> [Given exercise] Reproduce every entry exactly, without alteration.

----

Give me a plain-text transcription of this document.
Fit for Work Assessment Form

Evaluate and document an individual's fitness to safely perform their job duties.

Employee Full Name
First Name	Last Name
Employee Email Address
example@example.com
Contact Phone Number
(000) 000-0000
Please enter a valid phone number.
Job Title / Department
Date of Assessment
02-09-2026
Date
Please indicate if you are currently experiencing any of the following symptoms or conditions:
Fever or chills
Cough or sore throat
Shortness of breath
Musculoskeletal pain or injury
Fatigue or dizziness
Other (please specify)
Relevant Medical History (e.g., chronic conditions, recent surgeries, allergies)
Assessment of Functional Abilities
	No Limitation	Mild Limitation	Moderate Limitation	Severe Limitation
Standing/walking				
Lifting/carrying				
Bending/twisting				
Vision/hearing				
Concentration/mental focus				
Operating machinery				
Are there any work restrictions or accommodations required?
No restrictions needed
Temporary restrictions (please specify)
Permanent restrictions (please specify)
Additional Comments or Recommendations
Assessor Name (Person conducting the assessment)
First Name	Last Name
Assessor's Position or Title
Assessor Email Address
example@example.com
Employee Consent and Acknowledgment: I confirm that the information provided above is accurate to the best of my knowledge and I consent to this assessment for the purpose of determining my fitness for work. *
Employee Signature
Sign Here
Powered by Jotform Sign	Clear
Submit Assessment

----

> [Final result]
Give me a plain-text transcription of this document.
Fit for Work Assessment Form

Evaluate and document an individual's fitness to safely perform their job duties.

Employee Full Name
First Name	Last Name
Employee Email Address
example@example.com
Contact Phone Number
(000) 000-0000
Please enter a valid phone number.
Job Title / Department
Date of Assessment
02-09-2026
Date
Please indicate if you are currently experiencing any of the following symptoms or conditions:
Fever or chills
Cough or sore throat
Shortness of breath
Musculoskeletal pain or injury
Fatigue or dizziness
Other (please specify)
Relevant Medical History (e.g., chronic conditions, recent surgeries, allergies)
Assessment of Functional Abilities
	No Limitation	Mild Limitation	Moderate Limitation	Severe Limitation
Standing/walking				
Lifting/carrying				
Bending/twisting				
Vision/hearing				
Concentration/mental focus				
Operating machinery				
Are there any work restrictions or accommodations required?
No restrictions needed
Temporary restrictions (please specify)
Permanent restrictions (please specify)
Additional Comments or Recommendations
Assessor Name (Person conducting the assessment)
First Name	Last Name
Assessor's Position or Title
Assessor Email Address
example@example.com
Employee Consent and Acknowledgment: I confirm that the information provided above is accurate to the best of my knowledge and I consent to this assessment for the purpose of determining my fitness for work. *
Employee Signature
Sign Here
Powered by Jotform Sign	Clear
Submit Assessment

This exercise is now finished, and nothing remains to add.